| TASK REQUIREMENTS |
Every entry must be echoed exactly.

| PROVIDED INFORMATION |

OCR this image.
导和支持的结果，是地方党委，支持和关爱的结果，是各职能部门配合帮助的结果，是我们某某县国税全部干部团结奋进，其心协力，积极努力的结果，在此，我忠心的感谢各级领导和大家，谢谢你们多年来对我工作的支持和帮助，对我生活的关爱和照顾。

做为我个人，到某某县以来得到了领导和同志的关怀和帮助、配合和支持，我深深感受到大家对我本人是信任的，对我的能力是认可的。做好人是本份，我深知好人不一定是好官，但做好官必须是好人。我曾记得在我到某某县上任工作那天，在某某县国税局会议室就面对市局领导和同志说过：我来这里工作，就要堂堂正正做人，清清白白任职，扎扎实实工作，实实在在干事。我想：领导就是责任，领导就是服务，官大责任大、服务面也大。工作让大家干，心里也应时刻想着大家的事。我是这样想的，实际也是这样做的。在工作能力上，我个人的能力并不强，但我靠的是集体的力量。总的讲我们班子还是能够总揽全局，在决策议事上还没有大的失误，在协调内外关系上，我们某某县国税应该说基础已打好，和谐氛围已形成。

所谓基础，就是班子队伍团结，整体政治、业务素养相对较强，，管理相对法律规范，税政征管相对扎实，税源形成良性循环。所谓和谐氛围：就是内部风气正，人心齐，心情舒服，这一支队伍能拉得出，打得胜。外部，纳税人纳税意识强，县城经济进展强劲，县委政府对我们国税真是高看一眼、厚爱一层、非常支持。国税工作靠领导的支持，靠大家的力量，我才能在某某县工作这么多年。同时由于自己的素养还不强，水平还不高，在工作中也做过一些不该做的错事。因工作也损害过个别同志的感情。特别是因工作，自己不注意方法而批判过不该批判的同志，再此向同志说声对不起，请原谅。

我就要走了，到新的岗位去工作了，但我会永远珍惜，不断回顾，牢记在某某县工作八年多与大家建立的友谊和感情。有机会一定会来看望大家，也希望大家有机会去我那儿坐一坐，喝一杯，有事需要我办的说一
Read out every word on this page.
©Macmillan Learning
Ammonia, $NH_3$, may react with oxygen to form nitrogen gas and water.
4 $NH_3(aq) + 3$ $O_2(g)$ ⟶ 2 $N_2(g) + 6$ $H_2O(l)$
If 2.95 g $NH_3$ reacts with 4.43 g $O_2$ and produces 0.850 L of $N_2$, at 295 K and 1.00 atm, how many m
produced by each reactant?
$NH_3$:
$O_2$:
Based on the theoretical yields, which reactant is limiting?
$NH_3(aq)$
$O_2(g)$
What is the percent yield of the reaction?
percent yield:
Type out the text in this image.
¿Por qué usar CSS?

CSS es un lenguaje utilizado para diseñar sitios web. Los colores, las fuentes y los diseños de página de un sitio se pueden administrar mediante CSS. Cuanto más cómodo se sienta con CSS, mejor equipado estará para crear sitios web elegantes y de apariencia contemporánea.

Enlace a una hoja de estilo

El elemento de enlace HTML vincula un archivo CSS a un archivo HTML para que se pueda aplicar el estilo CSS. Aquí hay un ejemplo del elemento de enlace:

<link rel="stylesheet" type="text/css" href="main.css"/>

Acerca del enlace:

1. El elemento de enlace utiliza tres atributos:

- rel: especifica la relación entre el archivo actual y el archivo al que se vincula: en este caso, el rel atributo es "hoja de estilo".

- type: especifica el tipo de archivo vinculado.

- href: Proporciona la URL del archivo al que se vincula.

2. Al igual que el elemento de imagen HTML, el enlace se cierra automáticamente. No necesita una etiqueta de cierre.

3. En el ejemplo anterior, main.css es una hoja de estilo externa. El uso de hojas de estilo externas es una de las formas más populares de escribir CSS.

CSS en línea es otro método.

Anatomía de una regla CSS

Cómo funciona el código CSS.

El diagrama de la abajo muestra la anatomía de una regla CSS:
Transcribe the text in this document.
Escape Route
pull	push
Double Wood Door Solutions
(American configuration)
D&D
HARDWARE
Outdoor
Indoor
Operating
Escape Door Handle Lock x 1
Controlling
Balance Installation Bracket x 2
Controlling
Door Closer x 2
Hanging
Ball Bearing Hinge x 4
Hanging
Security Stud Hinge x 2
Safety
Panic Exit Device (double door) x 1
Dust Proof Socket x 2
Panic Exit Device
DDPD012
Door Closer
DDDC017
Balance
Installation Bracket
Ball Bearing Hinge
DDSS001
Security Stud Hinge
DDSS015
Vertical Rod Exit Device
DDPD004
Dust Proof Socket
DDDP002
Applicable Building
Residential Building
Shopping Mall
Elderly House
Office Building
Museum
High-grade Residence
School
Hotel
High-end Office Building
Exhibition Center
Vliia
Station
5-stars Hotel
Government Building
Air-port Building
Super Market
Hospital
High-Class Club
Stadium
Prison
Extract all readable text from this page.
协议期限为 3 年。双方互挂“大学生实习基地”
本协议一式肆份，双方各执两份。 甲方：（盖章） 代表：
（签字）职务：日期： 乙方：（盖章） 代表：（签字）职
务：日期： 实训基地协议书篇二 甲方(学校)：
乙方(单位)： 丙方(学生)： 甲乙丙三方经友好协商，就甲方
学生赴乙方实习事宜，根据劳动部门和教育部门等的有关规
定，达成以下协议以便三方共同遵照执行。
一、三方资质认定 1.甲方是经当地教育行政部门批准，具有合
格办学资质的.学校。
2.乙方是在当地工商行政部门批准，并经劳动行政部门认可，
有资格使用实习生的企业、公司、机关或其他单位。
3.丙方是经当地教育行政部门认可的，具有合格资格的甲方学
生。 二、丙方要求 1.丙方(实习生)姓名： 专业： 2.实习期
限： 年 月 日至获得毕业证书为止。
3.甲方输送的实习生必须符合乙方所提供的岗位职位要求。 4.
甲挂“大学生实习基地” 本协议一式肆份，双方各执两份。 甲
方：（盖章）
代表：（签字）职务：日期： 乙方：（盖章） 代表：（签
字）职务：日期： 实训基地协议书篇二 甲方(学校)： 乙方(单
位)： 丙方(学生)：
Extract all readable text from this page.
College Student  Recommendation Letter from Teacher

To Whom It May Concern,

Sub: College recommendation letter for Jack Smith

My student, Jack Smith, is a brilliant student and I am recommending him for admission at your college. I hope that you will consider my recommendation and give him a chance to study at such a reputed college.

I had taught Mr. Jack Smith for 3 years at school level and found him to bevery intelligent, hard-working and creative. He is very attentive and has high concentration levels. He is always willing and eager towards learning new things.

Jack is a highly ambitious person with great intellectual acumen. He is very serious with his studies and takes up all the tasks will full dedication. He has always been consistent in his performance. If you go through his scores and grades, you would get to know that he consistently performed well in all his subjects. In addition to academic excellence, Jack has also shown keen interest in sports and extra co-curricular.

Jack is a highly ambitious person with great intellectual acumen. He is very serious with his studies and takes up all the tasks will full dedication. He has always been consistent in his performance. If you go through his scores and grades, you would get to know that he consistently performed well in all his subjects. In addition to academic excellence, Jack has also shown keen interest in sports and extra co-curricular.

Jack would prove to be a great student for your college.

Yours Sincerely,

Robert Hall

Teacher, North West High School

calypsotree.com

| WORKED SOLUTION |
OCR this image.
导和支持的结果，是地方党委，支持和关爱的结果，是各职能部门配合帮助的结果，是我们某某县国税全部干部团结奋进，其心协力，积极努力的结果，在此，我忠心的感谢各级领导和大家，谢谢你们多年来对我工作的支持和帮助，对我生活的关爱和照顾。

做为我个人，到某某县以来得到了领导和同志的关怀和帮助、配合和支持，我深深感受到大家对我本人是信任的，对我的能力是认可的。做好人是本份，我深知好人不一定是好官，但做好官必须是好人。我曾记得在我到某某县上任工作那天，在某某县国税局会议室就面对市局领导和同志说过：我来这里工作，就要堂堂正正做人，清清白白任职，扎扎实实工作，实实在在干事。我想：领导就是责任，领导就是服务，官大责任大、服务面也大。工作让大家干，心里也应时刻想着大家的事。我是这样想的，实际也是这样做的。在工作能力上，我个人的能力并不强，但我靠的是集体的力量。总的讲我们班子还是能够总揽全局，在决策议事上还没有大的失误，在协调内外关系上，我们某某县国税应该说基础已打好，和谐氛围已形成。

所谓基础，就是班子队伍团结，整体政治、业务素养相对较强，，管理相对法律规范，税政征管相对扎实，税源形成良性循环。所谓和谐氛围：就是内部风气正，人心齐，心情舒服，这一支队伍能拉得出，打得胜。外部，纳税人纳税意识强，县城经济进展强劲，县委政府对我们国税真是高看一眼、厚爱一层、非常支持。国税工作靠领导的支持，靠大家的力量，我才能在某某县工作这么多年。同时由于自己的素养还不强，水平还不高，在工作中也做过一些不该做的错事。因工作也损害过个别同志的感情。特别是因工作，自己不注意方法而批判过不该批判的同志，再此向同志说声对不起，请原谅。

我就要走了，到新的岗位去工作了，但我会永远珍惜，不断回顾，牢记在某某县工作八年多与大家建立的友谊和感情。有机会一定会来看望大家，也希望大家有机会去我那儿坐一坐，喝一杯，有事需要我办的说一
Read out every word on this page.
©Macmillan Learning
Ammonia, $NH_3$, may react with oxygen to form nitrogen gas and water.
4 $NH_3(aq) + 3$ $O_2(g)$ ⟶ 2 $N_2(g) + 6$ $H_2O(l)$
If 2.95 g $NH_3$ reacts with 4.43 g $O_2$ and produces 0.850 L of $N_2$, at 295 K and 1.00 atm, how many m
produced by each reactant?
$NH_3$:
$O_2$:
Based on the theoretical yields, which reactant is limiting?
$NH_3(aq)$
$O_2(g)$
What is the percent yield of the reaction?
percent yield:
Type out the text in this image.
¿Por qué usar CSS?

CSS es un lenguaje utilizado para diseñar sitios web. Los colores, las fuentes y los diseños de página de un sitio se pueden administrar mediante CSS. Cuanto más cómodo se sienta con CSS, mejor equipado estará para crear sitios web elegantes y de apariencia contemporánea.

Enlace a una hoja de estilo

El elemento de enlace HTML vincula un archivo CSS a un archivo HTML para que se pueda aplicar el estilo CSS. Aquí hay un ejemplo del elemento de enlace:

<link rel="stylesheet" type="text/css" href="main.css"/>

Acerca del enlace:

1. El elemento de enlace utiliza tres atributos:

- rel: especifica la relación entre el archivo actual y el archivo al que se vincula: en este caso, el rel atributo es "hoja de estilo".

- type: especifica el tipo de archivo vinculado.

- href: Proporciona la URL del archivo al que se vincula.

2. Al igual que el elemento de imagen HTML, el enlace se cierra automáticamente. No necesita una etiqueta de cierre.

3. En el ejemplo anterior, main.css es una hoja de estilo externa. El uso de hojas de estilo externas es una de las formas más populares de escribir CSS.

CSS en línea es otro método.

Anatomía de una regla CSS

Cómo funciona el código CSS.

El diagrama de la abajo muestra la anatomía de una regla CSS:
Transcribe the text in this document.
Escape Route
pull	push
Double Wood Door Solutions
(American configuration)
D&D
HARDWARE
Outdoor
Indoor
Operating
Escape Door Handle Lock x 1
Controlling
Balance Installation Bracket x 2
Controlling
Door Closer x 2
Hanging
Ball Bearing Hinge x 4
Hanging
Security Stud Hinge x 2
Safety
Panic Exit Device (double door) x 1
Dust Proof Socket x 2
Panic Exit Device
DDPD012
Door Closer
DDDC017
Balance
Installation Bracket
Ball Bearing Hinge
DDSS001
Security Stud Hinge
DDSS015
Vertical Rod Exit Device
DDPD004
Dust Proof Socket
DDDP002
Applicable Building
Residential Building
Shopping Mall
Elderly House
Office Building
Museum
High-grade Residence
School
Hotel
High-end Office Building
Exhibition Center
Vliia
Station
5-stars Hotel
Government Building
Air-port Building
Super Market
Hospital
High-Class Club
Stadium
Prison
Extract all readable text from this page.
协议期限为 3 年。双方互挂“大学生实习基地”
本协议一式肆份，双方各执两份。 甲方：（盖章） 代表：
（签字）职务：日期： 乙方：（盖章） 代表：（签字）职
务：日期： 实训基地协议书篇二 甲方(学校)：
乙方(单位)： 丙方(学生)： 甲乙丙三方经友好协商，就甲方
学生赴乙方实习事宜，根据劳动部门和教育部门等的有关规
定，达成以下协议以便三方共同遵照执行。
一、三方资质认定 1.甲方是经当地教育行政部门批准，具有合
格办学资质的.学校。
2.乙方是在当地工商行政部门批准，并经劳动行政部门认可，
有资格使用实习生的企业、公司、机关或其他单位。
3.丙方是经当地教育行政部门认可的，具有合格资格的甲方学
生。 二、丙方要求 1.丙方(实习生)姓名： 专业： 2.实习期
限： 年 月 日至获得毕业证书为止。
3.甲方输送的实习生必须符合乙方所提供的岗位职位要求。 4.
甲挂“大学生实习基地” 本协议一式肆份，双方各执两份。 甲
方：（盖章）
代表：（签字）职务：日期： 乙方：（盖章） 代表：（签
字）职务：日期： 实训基地协议书篇二 甲方(学校)： 乙方(单
位)： 丙方(学生)：
Extract all readable text from this page.
College Student  Recommendation Letter from Teacher

To Whom It May Concern,

Sub: College recommendation letter for Jack Smith

My student, Jack Smith, is a brilliant student and I am recommending him for admission at your college. I hope that you will consider my recommendation and give him a chance to study at such a reputed college.

I had taught Mr. Jack Smith for 3 years at school level and found him to bevery intelligent, hard-working and creative. He is very attentive and has high concentration levels. He is always willing and eager towards learning new things.

Jack is a highly ambitious person with great intellectual acumen. He is very serious with his studies and takes up all the tasks will full dedication. He has always been consistent in his performance. If you go through his scores and grades, you would get to know that he consistently performed well in all his subjects. In addition to academic excellence, Jack has also shown keen interest in sports and extra co-curricular.

Jack is a highly ambitious person with great intellectual acumen. He is very serious with his studies and takes up all the tasks will full dedication. He has always been consistent in his performance. If you go through his scores and grades, you would get to know that he consistently performed well in all his subjects. In addition to academic excellence, Jack has also shown keen interest in sports and extra co-curricular.

Jack would prove to be a great student for your college.

Yours Sincerely,

Robert Hall

Teacher, North West High School

calypsotree.com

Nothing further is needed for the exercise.